#### [WHAT TO WORK ON]
Every line that includes the word "name" is to be listed.
* Begin DATASET EXTRACT *
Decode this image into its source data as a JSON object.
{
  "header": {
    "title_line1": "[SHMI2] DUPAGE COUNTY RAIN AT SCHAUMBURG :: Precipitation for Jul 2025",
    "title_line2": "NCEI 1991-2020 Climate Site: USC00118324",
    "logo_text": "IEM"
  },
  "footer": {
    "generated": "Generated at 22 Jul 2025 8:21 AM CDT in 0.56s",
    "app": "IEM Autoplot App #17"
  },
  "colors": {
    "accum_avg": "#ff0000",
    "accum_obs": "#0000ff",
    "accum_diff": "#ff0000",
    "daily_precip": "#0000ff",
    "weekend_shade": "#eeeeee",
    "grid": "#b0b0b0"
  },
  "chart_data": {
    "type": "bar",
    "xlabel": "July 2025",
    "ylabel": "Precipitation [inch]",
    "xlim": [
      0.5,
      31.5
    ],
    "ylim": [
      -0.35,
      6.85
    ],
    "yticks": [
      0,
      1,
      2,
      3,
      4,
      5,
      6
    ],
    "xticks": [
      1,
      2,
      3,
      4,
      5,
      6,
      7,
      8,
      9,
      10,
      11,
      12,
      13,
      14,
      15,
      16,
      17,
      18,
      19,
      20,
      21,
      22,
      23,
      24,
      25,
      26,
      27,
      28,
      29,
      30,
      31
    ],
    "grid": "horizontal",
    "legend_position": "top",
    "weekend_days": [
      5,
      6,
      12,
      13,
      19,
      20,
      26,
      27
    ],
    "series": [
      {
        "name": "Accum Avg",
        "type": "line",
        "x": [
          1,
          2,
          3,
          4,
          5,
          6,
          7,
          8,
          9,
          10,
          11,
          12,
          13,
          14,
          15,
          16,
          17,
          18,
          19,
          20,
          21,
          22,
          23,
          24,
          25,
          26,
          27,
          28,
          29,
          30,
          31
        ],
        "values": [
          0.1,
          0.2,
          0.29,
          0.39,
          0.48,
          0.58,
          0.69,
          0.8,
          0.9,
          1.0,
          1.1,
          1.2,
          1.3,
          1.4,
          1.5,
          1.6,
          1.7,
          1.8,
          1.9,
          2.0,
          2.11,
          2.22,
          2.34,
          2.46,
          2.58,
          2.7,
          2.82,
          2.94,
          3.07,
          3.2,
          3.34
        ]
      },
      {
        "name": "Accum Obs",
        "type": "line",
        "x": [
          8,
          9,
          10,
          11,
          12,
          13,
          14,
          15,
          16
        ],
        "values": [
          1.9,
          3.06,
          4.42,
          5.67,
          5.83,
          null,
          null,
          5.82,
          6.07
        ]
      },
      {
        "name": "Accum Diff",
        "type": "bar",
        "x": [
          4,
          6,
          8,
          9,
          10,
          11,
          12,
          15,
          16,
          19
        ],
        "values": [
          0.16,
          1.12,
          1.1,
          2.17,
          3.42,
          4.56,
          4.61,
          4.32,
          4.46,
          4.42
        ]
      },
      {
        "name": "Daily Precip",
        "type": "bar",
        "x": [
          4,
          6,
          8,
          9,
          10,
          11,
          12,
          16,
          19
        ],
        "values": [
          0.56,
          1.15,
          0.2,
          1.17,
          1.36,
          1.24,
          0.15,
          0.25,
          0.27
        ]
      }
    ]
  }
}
* End DATASET EXTRACT *
#### [RIGHT ANSWER]
        "name": "Accum Avg",
        "name": "Accum Obs",
        "name": "Accum Diff",
        "name": "Daily Precip",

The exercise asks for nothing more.